◆ WHAT YOU ARE ASKED TO DO
Note each line where "Bayly" appears, and copy it.

Dataset rows
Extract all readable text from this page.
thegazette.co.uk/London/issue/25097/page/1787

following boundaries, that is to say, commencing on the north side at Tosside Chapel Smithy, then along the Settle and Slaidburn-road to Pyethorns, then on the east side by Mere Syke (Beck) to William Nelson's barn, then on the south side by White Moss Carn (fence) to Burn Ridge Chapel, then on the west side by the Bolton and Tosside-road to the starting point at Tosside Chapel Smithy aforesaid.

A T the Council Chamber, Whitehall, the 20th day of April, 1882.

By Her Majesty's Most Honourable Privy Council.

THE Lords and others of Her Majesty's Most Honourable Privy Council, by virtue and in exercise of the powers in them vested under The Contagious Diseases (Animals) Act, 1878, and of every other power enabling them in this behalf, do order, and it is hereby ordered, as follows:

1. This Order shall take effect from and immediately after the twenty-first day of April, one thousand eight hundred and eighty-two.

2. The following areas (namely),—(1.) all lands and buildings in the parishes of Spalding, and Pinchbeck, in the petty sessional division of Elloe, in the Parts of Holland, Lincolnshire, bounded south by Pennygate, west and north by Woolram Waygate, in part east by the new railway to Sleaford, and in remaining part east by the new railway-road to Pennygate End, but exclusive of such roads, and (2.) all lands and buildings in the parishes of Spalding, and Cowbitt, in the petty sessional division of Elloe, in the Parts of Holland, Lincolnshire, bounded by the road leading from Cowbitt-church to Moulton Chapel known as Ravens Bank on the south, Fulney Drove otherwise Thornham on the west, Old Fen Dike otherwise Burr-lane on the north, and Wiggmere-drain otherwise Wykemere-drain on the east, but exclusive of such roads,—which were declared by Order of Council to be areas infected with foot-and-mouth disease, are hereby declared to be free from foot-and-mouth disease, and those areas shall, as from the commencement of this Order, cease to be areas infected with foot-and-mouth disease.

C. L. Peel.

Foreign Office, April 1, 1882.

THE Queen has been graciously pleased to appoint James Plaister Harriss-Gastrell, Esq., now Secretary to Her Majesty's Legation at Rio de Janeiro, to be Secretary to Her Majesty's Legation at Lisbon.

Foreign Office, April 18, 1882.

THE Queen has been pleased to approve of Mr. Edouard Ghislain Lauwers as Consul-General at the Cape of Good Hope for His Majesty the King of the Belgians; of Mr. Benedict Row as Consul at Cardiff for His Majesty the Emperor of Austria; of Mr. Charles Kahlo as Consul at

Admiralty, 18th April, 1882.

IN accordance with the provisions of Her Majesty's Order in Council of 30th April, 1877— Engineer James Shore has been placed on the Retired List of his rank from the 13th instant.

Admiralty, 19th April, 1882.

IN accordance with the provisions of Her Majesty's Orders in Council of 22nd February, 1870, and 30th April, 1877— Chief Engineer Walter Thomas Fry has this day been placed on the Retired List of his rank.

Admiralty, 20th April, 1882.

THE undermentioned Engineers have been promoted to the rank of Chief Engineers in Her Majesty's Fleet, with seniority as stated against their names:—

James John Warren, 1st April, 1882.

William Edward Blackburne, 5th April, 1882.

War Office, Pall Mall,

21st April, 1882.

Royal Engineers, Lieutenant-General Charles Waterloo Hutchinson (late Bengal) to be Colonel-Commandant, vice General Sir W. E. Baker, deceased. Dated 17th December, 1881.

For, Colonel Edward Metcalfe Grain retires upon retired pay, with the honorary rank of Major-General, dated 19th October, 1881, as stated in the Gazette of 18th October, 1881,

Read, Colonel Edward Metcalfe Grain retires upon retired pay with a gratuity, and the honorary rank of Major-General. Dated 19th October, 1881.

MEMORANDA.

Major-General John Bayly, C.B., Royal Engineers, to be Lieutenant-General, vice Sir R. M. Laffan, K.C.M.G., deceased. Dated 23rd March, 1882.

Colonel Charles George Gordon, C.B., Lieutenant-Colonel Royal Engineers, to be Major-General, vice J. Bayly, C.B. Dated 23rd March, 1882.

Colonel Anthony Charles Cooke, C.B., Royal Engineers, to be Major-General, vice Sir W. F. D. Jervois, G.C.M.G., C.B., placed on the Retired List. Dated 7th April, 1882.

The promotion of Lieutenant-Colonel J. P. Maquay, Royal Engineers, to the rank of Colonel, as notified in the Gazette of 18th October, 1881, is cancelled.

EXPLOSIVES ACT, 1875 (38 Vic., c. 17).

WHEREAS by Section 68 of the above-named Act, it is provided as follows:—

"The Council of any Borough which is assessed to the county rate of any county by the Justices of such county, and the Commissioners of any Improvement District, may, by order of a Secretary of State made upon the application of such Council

◆ SOLUTION TO THIS TASK
Major-General John Bayly, C.B., Royal Engineers, to be Lieutenant-General, vice Sir R. M. Laffan, K.C.M.G., deceased. Dated 23rd March, 1882.
Colonel Charles George Gordon, C.B., Lieutenant-Colonel Royal Engineers, to be Major-General, vice J. Bayly, C.B. Dated 23rd March, 1882.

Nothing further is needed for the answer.